WHAT YOU HAVE TO DO: Your task is to repeat all of the material exactly.

##### MATERIAL FOR THE TASK #####

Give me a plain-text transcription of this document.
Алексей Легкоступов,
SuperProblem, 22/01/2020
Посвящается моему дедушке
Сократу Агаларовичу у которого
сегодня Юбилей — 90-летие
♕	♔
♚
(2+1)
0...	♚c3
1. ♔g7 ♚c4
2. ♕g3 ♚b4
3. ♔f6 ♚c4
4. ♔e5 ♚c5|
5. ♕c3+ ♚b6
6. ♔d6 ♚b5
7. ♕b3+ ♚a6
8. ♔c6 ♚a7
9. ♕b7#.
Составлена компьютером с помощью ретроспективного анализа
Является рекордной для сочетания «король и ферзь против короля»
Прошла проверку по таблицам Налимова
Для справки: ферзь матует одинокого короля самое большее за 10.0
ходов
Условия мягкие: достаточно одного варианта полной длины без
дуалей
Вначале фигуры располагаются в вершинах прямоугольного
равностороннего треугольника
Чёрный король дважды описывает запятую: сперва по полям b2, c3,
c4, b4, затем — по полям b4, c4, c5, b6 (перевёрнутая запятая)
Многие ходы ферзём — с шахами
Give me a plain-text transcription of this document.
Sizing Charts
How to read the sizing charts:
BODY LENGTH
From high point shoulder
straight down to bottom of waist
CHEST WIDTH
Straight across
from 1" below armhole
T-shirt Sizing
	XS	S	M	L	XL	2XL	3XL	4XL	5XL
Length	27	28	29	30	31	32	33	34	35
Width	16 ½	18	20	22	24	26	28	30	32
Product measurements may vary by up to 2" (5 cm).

#####

TASK SOLUTION:
Give me a plain-text transcription of this document.
Алексей Легкоступов,
SuperProblem, 22/01/2020
Посвящается моему дедушке
Сократу Агаларовичу у которого
сегодня Юбилей — 90-летие
♕	♔
♚
(2+1)
0...	♚c3
1. ♔g7 ♚c4
2. ♕g3 ♚b4
3. ♔f6 ♚c4
4. ♔e5 ♚c5|
5. ♕c3+ ♚b6
6. ♔d6 ♚b5
7. ♕b3+ ♚a6
8. ♔c6 ♚a7
9. ♕b7#.
Составлена компьютером с помощью ретроспективного анализа
Является рекордной для сочетания «король и ферзь против короля»
Прошла проверку по таблицам Налимова
Для справки: ферзь матует одинокого короля самое большее за 10.0
ходов
Условия мягкие: достаточно одного варианта полной длины без
дуалей
Вначале фигуры располагаются в вершинах прямоугольного
равностороннего треугольника
Чёрный король дважды описывает запятую: сперва по полям b2, c3,
c4, b4, затем — по полям b4, c4, c5, b6 (перевёрнутая запятая)
Многие ходы ферзём — с шахами
Give me a plain-text transcription of this document.
Sizing Charts
How to read the sizing charts:
BODY LENGTH
From high point shoulder
straight down to bottom of waist
CHEST WIDTH
Straight across
from 1" below armhole
T-shirt Sizing
	XS	S	M	L	XL	2XL	3XL	4XL	5XL
Length	27	28	29	30	31	32	33	34	35
Width	16 ½	18	20	22	24	26	28	30	32
Product measurements may vary by up to 2" (5 cm).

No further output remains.